[Raw records]
--
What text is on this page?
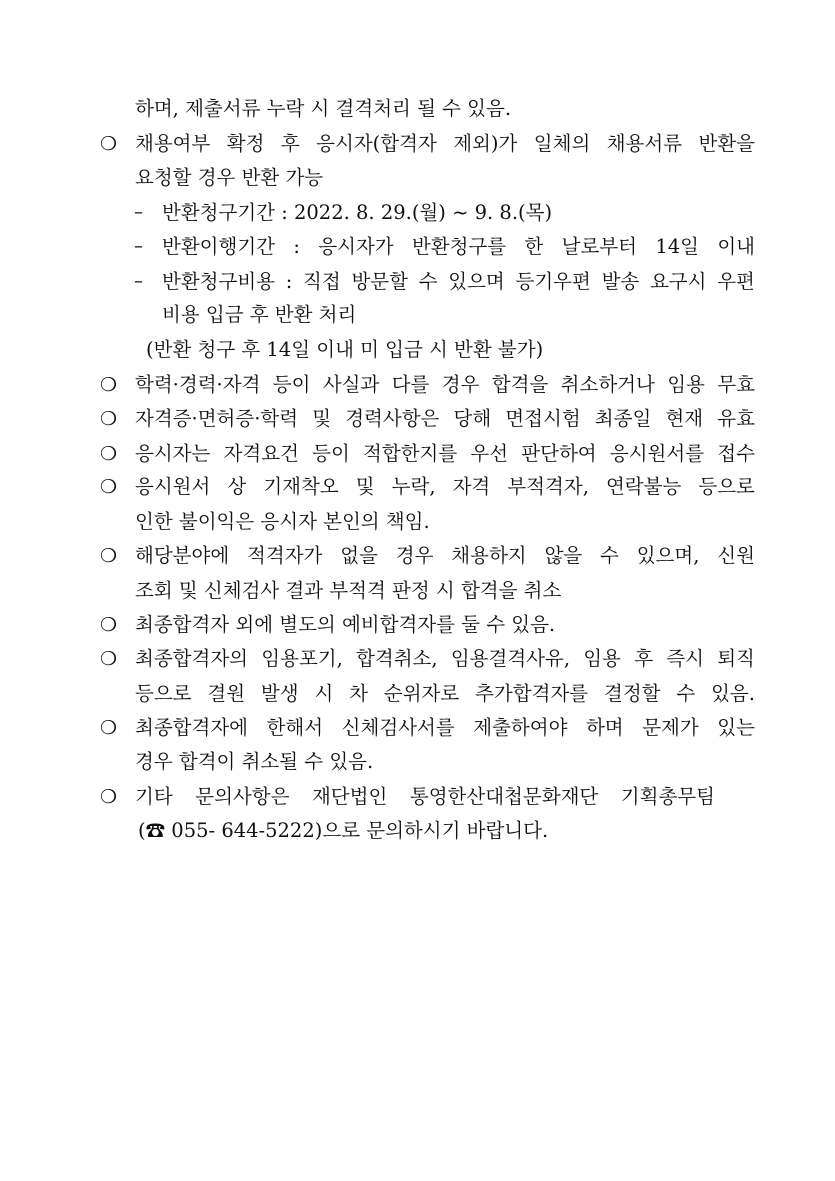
하며, 제출서류 누락 시 결격처리 될 수 있음.
❍ 채용여부 확정 후 응시자(합격자 제외)가 일체의 채용서류 반환을
요청할 경우 반환 가능
– 반환청구기간 : 2022. 8. 29.(월) ~ 9. 8.(목)
– 반환이행기간 : 응시자가 반환청구를 한 날로부터 14일 이내
– 반환청구비용 : 직접 방문할 수 있으며 등기우편 발송 요구시 우편
비용 입금 후 반환 처리
(반환 청구 후 14일 이내 미 입금 시 반환 불가)
❍ 학력·경력·자격 등이 사실과 다를 경우 합격을 취소하거나 임용 무효
❍ 자격증·면허증·학력 및 경력사항은 당해 면접시험 최종일 현재 유효
❍ 응시자는 자격요건 등이 적합한지를 우선 판단하여 응시원서를 접수
❍ 응시원서 상 기재착오 및 누락, 자격 부적격자, 연락불능 등으로
인한 불이익은 응시자 본인의 책임.
❍ 해당분야에 적격자가 없을 경우 채용하지 않을 수 있으며, 신원
조회 및 신체검사 결과 부적격 판정 시 합격을 취소
❍ 최종합격자 외에 별도의 예비합격자를 둘 수 있음.
❍ 최종합격자의 임용포기, 합격취소, 임용결격사유, 임용 후 즉시 퇴직
등으로 결원 발생 시 차 순위자로 추가합격자를 결정할 수 있음.
❍ 최종합격자에 한해서 신체검사서를 제출하여야 하며 문제가 있는
경우 합격이 취소될 수 있음.
❍ 기타 문의사항은 재단법인 통영한산대첩문화재단 기획총무팀
(☎ 055- 644-5222)으로 문의하시기 바랍니다.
--
* Request
Reproduce each record above by retyping it exactly; omit all images.

* Answer below
What text is on this page?
하며, 제출서류 누락 시 결격처리 될 수 있음.
❍ 채용여부 확정 후 응시자(합격자 제외)가 일체의 채용서류 반환을
요청할 경우 반환 가능
– 반환청구기간 : 2022. 8. 29.(월) ~ 9. 8.(목)
– 반환이행기간 : 응시자가 반환청구를 한 날로부터 14일 이내
– 반환청구비용 : 직접 방문할 수 있으며 등기우편 발송 요구시 우편
비용 입금 후 반환 처리
(반환 청구 후 14일 이내 미 입금 시 반환 불가)
❍ 학력·경력·자격 등이 사실과 다를 경우 합격을 취소하거나 임용 무효
❍ 자격증·면허증·학력 및 경력사항은 당해 면접시험 최종일 현재 유효
❍ 응시자는 자격요건 등이 적합한지를 우선 판단하여 응시원서를 접수
❍ 응시원서 상 기재착오 및 누락, 자격 부적격자, 연락불능 등으로
인한 불이익은 응시자 본인의 책임.
❍ 해당분야에 적격자가 없을 경우 채용하지 않을 수 있으며, 신원
조회 및 신체검사 결과 부적격 판정 시 합격을 취소
❍ 최종합격자 외에 별도의 예비합격자를 둘 수 있음.
❍ 최종합격자의 임용포기, 합격취소, 임용결격사유, 임용 후 즉시 퇴직
등으로 결원 발생 시 차 순위자로 추가합격자를 결정할 수 있음.
❍ 최종합격자에 한해서 신체검사서를 제출하여야 하며 문제가 있는
경우 합격이 취소될 수 있음.
❍ 기타 문의사항은 재단법인 통영한산대첩문화재단 기획총무팀
(☎ 055- 644-5222)으로 문의하시기 바랍니다.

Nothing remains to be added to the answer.